What you will do:
- 1) Reproduce the article on renewing America word for word, from "If you’re seeing" to "one complex whole.".
- 2) Name every person mentioned in the article on renewing America.

Excerpt:
Home Is Where the Heart Is

(Photo Illustration: NRO; Image: Dreamstime)
Making America great again will depend more on families and communities than on politicians.

‘I can’t believe we blew this.”

Marco Rubio had just spoken to a group of pastors and other faith leaders. And the overwhelming reaction was to think of him as “the one that got away.” He seemed to perfectly diagnose the problems of our times — including hostility toward real religion and failure to give the family top priority and to cherish the dignity of work. But the pining for an alternative to Donald Trump may have missed one thing: The problems America is facing won’t be cured by any one man or woman. The group Rubio addressed wasn’t really looking for a political savior. But that’s what all too many in our society are doing: Just wait and see when he makes America great again. The revolution is what we need.

Yuval Levin begins his new book, The Fractured Republic: Renewing America’s Social Contract in the Age of Individualism, with a quote from a Frenchman, Alexis de Tocqueville, in his Democracy in America. Tocqueville saw the best of America and a caution. “Placed in the middle of a rapid river, we obstinately fix our eyes on some debris we still perceive on the bank, while the current carries us away and takes us backward toward the abyss.”

If you’re seeing the abyss on the horizon, of feel like an eyewitness already, Yuval starts with a bit of a pep talk. He does a little bit of “it was the best of times, it was the worst of times.” And like a Choose Your Own Adventure book, we are in the driver’s seat. Levin writes:

Life in America is always getting better and worse at the same time. Progress comes at a cost, even if it is often worth that cost. Misery beckons relief, so that our virtues often turn up where our vices have been. Decay and decadence almost always trail behind success, while renewal chases ruin. And in a vast society like ours, all of this is always happening at once. That means there are no simple stories to tell about the state of our country, and that upbeat and downcast social analyses are often just partial descriptions of one complex whole.

So the politics of elect-me-and-everything-will-be-different is so simplistic and unrealistic as to be comic. “Liberals and conservatives both frequently insist not only that the path to the America of their (somewhat different) dreams is easy to see, but also that our country was once on that very path and has been thrown off course by the foolishness and wickedness of those on the other side of the aisle.”

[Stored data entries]

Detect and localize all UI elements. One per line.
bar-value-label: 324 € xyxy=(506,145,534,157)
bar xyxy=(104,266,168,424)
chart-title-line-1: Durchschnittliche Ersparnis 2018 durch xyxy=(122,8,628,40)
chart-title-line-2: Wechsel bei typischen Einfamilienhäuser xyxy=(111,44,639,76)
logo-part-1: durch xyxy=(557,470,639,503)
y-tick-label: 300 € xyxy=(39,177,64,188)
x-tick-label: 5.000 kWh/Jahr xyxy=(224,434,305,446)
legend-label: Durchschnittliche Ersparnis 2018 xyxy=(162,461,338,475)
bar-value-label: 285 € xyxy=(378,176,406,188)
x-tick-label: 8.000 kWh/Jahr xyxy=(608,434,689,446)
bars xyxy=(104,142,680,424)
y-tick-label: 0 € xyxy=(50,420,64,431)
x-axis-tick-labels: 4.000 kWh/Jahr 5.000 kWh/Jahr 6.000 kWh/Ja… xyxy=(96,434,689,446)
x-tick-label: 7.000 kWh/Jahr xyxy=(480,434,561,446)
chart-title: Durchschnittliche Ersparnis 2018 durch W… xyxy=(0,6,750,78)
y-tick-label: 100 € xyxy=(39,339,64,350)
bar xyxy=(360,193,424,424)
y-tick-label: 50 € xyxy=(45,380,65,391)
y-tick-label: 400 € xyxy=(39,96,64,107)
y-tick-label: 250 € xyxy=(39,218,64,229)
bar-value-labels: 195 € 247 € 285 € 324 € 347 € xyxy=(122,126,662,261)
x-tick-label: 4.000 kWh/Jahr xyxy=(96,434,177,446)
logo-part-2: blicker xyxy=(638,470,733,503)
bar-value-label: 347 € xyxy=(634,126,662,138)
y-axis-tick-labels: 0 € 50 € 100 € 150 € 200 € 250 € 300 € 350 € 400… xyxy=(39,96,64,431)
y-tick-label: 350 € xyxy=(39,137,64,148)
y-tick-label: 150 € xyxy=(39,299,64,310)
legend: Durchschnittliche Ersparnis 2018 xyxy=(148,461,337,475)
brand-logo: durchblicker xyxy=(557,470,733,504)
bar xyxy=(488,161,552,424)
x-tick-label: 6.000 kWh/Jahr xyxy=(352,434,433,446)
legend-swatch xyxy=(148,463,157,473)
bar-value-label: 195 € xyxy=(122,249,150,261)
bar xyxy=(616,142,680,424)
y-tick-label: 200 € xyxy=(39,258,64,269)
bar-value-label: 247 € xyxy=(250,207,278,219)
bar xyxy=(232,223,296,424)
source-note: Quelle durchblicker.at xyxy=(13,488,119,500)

Responses to the exercise:
- 1)
If you’re seeing the abyss on the horizon, of feel like an eyewitness already, Yuval starts with a bit of a pep talk. He does a little bit of “it was the best of times, it was the worst of times.” And like a Choose Your Own Adventure book, we are in the driver’s seat. Levin writes:

Life in America is always getting better and worse at the same time. Progress comes at a cost, even if it is often worth that cost. Misery beckons relief, so that our virtues often turn up where our vices have been. Decay and decadence almost always trail behind success, while renewal chases ruin. And in a vast society like ours, all of this is always happening at once. That means there are no simple stories to tell about the state of our country, and that upbeat and downcast social analyses are often just partial descriptions of one complex whole.

- 2) Marco Rubio, Donald Trump, Yuval Levin, Alexis de Tocqueville